◆ **Source passage**
-- Opening Marker --
Bug 210 - can't prevent port forwarding on a per-user basis
Summary: can't prevent port forwarding on a per-user basis
Status: CLOSED FIXED
Alias: None
Product: Portable OpenSSH
Classification: Unclassified
Component: sshd (show other bugs)
Version: -current
Hardware: All All
: P2 enhancement
Assignee: OpenSSH Bugzilla mailing list
URL: http://reactor-core.org/security/HOWT...
Keywords:
Depends on:
Blocks: V_4_4
  Show dependency treegraph
 
Reported: 2002-04-08 22:05 AEST by Jonathan Walther
Modified: 2006-09-28 19:25 AEST (History)
0 users

See Also:

Attachments
Add an attachment (proposed patch, testcase, etc.)

Note You need to log in before you can comment on or make changes to this bug.
Description Jonathan Walther 2002-04-08 22:05:22 AEST 
I've written up a little HOWTO on how I set up my CVS server to allow
anonymous access via ssh.  I did it essentially the same as the
method documented by Theo and crew.  Where their login shell has a lot   
of stuff in it, mine is a simple execle() statement.  Url is here:
   http://reactor-core.org/#code

After following the steps outlined in the HOWTO, and in the README that comes
with anoncvssh.shar, I came across the following problem.  How can I disable
things like port forwarding, X forwarding, agent forwarding, and so on to people
who are connecting to this passwordless account?  The anoncvssh.shar README does
not address this, so I'm wondering how the OpenBSD anonymous CVS services
protect themselves from abuse of forwarding.

The .ssh/authorized_keys file seems to provide the perfect solution,
except that users are not logging in with public keys; they are being
logged in without any key or password.  And this is as it needs to be.

I thought of one solution, but am not sure if it is correct:  What if
"*" was understood to mean "any key not otherwise specified in this
file" in the authorized_keys file?  Then I could turn all the options on
and off to my hearts content.  My only hesitation is that since the user
is logging in via password mechanism, no public key is involved, so
authorized_keys probably wouldn't even come into the picture.

I'm not married to the above idea; but I would like some mechanism to
enable and disable sshd features on a per user basis, so that I can use
ssh to provide encryption for otherwise cleartext public services,
without compromising my box, or locking down users that I do trust.

Also, in authorized_keys I can limit the -L port forwarding; how about a
keyword for controlling -R port forwarding as well?  I don't want Joe
Random CVS user opening up a port to listen on my box.

Cheers!
Comment 1 Markus Friedl 2002-04-08 22:17:06 AEST 
check this

http://www.mindrot.org/~djm/ssh-keynote/
Comment 2 Jonathan Walther 2002-04-09 00:25:25 AEST 
Excellent.

Will the KeyNote patch be folded into -current at some point?

Does /etc/sshd_policy override the directives in /etc/sshd_config?
Comment 3 Damien Miller 2003-01-07 17:52:56 AEDT 
I should rewrite the keynote stuff with privsep in mind (i.e do checking in child)
Comment 4 Damien Miller 2006-07-12 22:56:34 AEST 
bug #1180 has implemented this, it will be in openssh-4.4
Comment 5 Darren Tucker 2006-09-28 19:25:15 AEST 
With the release of 4.4, we believe that this bug is now closed.  For information about the release please see http://www.openssh.com/txt/release-4.4 .
-- Closing Marker --
◆ **Data listing**
-- Opening Marker --
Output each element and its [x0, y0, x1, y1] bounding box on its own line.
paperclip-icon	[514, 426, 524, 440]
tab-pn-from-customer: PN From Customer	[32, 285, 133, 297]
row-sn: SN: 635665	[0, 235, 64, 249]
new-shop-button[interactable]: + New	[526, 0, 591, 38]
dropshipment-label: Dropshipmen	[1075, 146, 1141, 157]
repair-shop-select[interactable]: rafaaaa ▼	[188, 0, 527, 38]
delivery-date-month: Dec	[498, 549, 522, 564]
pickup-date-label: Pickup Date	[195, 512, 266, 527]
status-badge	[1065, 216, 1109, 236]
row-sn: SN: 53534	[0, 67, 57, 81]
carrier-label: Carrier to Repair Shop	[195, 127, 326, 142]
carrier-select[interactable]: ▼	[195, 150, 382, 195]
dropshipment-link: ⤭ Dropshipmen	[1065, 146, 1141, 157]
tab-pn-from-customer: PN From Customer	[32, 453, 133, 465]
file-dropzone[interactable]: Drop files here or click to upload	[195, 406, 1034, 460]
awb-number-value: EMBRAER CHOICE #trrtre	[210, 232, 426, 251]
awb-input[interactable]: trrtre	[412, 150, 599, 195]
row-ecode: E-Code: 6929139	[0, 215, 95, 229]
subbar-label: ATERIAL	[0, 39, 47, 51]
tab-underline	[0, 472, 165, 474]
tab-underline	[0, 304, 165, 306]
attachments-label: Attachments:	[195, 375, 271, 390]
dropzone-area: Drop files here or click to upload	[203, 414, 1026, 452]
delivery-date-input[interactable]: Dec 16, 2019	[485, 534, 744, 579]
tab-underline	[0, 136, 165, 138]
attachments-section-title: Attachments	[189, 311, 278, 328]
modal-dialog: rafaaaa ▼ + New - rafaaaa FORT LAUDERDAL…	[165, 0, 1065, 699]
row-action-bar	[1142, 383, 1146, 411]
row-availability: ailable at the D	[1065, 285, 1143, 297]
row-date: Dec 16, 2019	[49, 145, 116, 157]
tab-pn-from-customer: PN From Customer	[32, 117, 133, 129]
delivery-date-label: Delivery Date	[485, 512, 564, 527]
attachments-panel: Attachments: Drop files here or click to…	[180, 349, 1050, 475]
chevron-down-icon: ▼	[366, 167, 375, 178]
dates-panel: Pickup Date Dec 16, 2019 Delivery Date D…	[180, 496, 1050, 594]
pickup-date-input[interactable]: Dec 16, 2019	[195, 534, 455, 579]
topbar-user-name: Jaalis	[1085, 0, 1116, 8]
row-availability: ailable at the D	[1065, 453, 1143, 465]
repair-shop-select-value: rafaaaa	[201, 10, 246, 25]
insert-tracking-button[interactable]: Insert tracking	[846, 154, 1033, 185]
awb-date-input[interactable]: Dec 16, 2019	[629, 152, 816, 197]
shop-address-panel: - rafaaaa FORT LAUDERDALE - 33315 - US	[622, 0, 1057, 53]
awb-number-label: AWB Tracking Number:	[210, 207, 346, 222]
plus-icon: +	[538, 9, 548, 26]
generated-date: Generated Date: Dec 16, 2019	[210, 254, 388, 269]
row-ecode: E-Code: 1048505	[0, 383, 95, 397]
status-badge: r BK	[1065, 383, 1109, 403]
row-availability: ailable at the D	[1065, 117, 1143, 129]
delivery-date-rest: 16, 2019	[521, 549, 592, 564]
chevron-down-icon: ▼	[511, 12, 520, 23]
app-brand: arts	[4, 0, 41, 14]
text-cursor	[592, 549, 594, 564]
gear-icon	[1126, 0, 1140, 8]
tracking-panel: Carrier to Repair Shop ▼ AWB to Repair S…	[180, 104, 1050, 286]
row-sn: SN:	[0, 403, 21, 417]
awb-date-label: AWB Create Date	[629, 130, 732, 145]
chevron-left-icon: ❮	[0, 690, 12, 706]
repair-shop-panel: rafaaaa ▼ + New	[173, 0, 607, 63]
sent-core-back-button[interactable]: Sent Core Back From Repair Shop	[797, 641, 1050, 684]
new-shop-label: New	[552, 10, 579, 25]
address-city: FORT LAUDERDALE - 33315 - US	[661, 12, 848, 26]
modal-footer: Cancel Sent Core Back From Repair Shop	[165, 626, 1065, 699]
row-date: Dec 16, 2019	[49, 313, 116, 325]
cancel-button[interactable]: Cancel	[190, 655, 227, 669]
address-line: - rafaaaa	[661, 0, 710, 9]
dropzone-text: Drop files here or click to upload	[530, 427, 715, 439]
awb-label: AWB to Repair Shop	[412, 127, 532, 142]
-- Closing Marker --
◆ **Work required**
In the bug report on per-user port forwarding, which OpenSSH release is said to include the fix? The records are drawn from a separate source unrelated to the text.

◆ **Written solution**
OpenSSH 4.4.